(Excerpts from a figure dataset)

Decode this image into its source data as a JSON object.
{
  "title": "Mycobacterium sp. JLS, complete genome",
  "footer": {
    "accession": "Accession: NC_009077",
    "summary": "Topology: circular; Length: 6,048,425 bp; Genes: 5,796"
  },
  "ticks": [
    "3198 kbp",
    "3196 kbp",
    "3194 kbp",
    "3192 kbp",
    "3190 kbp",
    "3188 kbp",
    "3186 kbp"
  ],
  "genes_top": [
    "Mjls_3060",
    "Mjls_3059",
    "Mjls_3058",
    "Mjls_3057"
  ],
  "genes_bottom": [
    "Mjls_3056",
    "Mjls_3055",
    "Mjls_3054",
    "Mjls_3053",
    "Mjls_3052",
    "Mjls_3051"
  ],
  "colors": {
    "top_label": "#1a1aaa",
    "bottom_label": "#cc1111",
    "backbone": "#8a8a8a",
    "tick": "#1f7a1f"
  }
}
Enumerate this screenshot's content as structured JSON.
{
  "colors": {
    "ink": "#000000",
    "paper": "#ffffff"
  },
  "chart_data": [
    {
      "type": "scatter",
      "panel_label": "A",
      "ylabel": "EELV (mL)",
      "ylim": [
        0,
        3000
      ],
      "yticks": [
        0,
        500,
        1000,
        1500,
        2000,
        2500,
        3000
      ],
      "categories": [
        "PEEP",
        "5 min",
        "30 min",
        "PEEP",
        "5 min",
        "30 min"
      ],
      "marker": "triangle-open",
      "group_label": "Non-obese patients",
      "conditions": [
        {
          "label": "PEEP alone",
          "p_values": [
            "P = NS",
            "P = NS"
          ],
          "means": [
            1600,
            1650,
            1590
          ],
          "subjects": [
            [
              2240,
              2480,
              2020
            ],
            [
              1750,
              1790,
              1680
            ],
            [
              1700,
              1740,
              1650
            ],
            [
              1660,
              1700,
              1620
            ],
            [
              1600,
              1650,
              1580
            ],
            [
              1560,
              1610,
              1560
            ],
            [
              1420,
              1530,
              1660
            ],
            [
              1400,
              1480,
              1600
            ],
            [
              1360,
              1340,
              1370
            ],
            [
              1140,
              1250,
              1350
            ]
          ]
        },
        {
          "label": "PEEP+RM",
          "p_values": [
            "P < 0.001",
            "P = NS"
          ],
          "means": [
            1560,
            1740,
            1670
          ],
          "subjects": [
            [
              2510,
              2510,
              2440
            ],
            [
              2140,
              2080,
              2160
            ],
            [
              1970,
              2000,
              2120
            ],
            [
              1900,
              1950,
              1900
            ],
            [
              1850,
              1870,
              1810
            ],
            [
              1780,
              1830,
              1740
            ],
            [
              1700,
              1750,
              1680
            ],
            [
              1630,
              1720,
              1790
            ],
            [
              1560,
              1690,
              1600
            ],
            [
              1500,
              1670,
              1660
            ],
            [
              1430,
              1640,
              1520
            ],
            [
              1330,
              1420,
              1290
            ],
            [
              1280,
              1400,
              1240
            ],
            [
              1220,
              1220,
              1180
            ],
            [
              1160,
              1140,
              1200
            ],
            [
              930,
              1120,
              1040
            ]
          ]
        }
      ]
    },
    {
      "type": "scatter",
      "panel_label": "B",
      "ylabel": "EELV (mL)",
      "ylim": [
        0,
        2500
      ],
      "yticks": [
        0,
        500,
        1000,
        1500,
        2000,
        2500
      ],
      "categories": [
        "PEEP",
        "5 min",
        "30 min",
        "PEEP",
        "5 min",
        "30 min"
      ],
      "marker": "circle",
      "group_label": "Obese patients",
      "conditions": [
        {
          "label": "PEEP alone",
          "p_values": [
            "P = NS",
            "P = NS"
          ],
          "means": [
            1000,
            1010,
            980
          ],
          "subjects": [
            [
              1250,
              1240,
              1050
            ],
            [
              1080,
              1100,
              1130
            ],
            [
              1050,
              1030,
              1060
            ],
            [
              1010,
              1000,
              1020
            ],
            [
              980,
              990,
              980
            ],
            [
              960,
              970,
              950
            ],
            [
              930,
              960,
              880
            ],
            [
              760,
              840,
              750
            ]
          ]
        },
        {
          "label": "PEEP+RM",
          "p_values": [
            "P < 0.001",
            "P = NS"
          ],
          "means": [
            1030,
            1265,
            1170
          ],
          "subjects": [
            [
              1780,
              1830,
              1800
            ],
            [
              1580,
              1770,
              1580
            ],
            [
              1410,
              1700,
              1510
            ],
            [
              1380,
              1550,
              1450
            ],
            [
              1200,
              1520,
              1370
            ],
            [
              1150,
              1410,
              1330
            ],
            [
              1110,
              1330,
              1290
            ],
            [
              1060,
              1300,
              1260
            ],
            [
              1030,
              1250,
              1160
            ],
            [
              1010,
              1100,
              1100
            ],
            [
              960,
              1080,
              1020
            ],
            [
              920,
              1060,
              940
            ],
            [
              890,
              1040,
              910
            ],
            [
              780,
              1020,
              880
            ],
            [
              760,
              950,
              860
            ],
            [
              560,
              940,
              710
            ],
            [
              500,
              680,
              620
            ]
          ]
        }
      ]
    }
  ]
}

# [What the task requires]
Match on "JSON": copy every line in the records that has it.

# [Finished task]
Decode this image into its source data as a JSON object.
Enumerate this screenshot's content as structured JSON.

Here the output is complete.